**THE INPUT:**
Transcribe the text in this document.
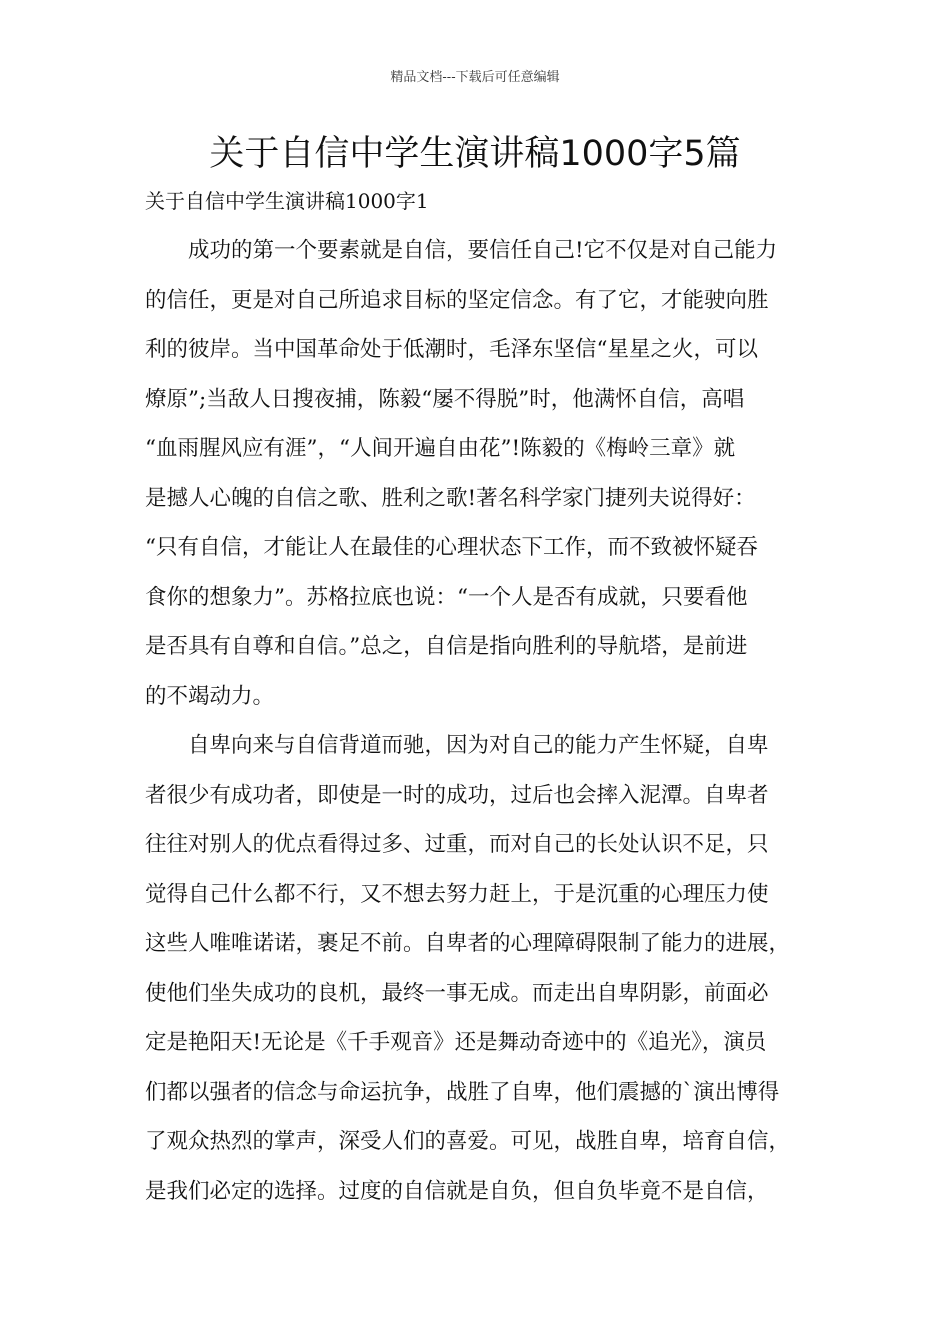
精品文档---下载后可任意编辑
关于自信中学生演讲稿1000字5篇
关于自信中学生演讲稿1000字1
成功的第一个要素就是自信，要信任自己!它不仅是对自己能力
的信任，更是对自己所追求目标的坚定信念。有了它，才能驶向胜
利的彼岸。当中国革命处于低潮时，毛泽东坚信“星星之火，可以
燎原”;当敌人日搜夜捕，陈毅“屡不得脱”时，他满怀自信，高唱
“血雨腥风应有涯”，“人间开遍自由花”!陈毅的《梅岭三章》就
是撼人心魄的自信之歌、胜利之歌!著名科学家门捷列夫说得好：
“只有自信，才能让人在最佳的心理状态下工作，而不致被怀疑吞
食你的想象力”。苏格拉底也说：“一个人是否有成就，只要看他
是否具有自尊和自信。”总之，自信是指向胜利的导航塔，是前进
的不竭动力。
自卑向来与自信背道而驰，因为对自己的能力产生怀疑，自卑
者很少有成功者，即使是一时的成功，过后也会摔入泥潭。自卑者
往往对别人的优点看得过多、过重，而对自己的长处认识不足，只
觉得自己什么都不行，又不想去努力赶上，于是沉重的心理压力使
这些人唯唯诺诺，裹足不前。自卑者的心理障碍限制了能力的进展，
使他们坐失成功的良机，最终一事无成。而走出自卑阴影，前面必
定是艳阳天!无论是《千手观音》还是舞动奇迹中的《追光》，演员
们都以强者的信念与命运抗争，战胜了自卑，他们震撼的`演出博得
了观众热烈的掌声，深受人们的喜爱。可见，战胜自卑，培育自信，
是我们必定的选择。过度的自信就是自负，但自负毕竟不是自信，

**TASK STATEMENT:**
Write the records out again in full, exactly, and skip every picture.

**EXERCISE RESULT:**
Transcribe the text in this document.
精品文档---下载后可任意编辑
关于自信中学生演讲稿1000字5篇
关于自信中学生演讲稿1000字1
成功的第一个要素就是自信，要信任自己!它不仅是对自己能力
的信任，更是对自己所追求目标的坚定信念。有了它，才能驶向胜
利的彼岸。当中国革命处于低潮时，毛泽东坚信“星星之火，可以
燎原”;当敌人日搜夜捕，陈毅“屡不得脱”时，他满怀自信，高唱
“血雨腥风应有涯”，“人间开遍自由花”!陈毅的《梅岭三章》就
是撼人心魄的自信之歌、胜利之歌!著名科学家门捷列夫说得好：
“只有自信，才能让人在最佳的心理状态下工作，而不致被怀疑吞
食你的想象力”。苏格拉底也说：“一个人是否有成就，只要看他
是否具有自尊和自信。”总之，自信是指向胜利的导航塔，是前进
的不竭动力。
自卑向来与自信背道而驰，因为对自己的能力产生怀疑，自卑
者很少有成功者，即使是一时的成功，过后也会摔入泥潭。自卑者
往往对别人的优点看得过多、过重，而对自己的长处认识不足，只
觉得自己什么都不行，又不想去努力赶上，于是沉重的心理压力使
这些人唯唯诺诺，裹足不前。自卑者的心理障碍限制了能力的进展，
使他们坐失成功的良机，最终一事无成。而走出自卑阴影，前面必
定是艳阳天!无论是《千手观音》还是舞动奇迹中的《追光》，演员
们都以强者的信念与命运抗争，战胜了自卑，他们震撼的`演出博得
了观众热烈的掌声，深受人们的喜爱。可见，战胜自卑，培育自信，
是我们必定的选择。过度的自信就是自负，但自负毕竟不是自信，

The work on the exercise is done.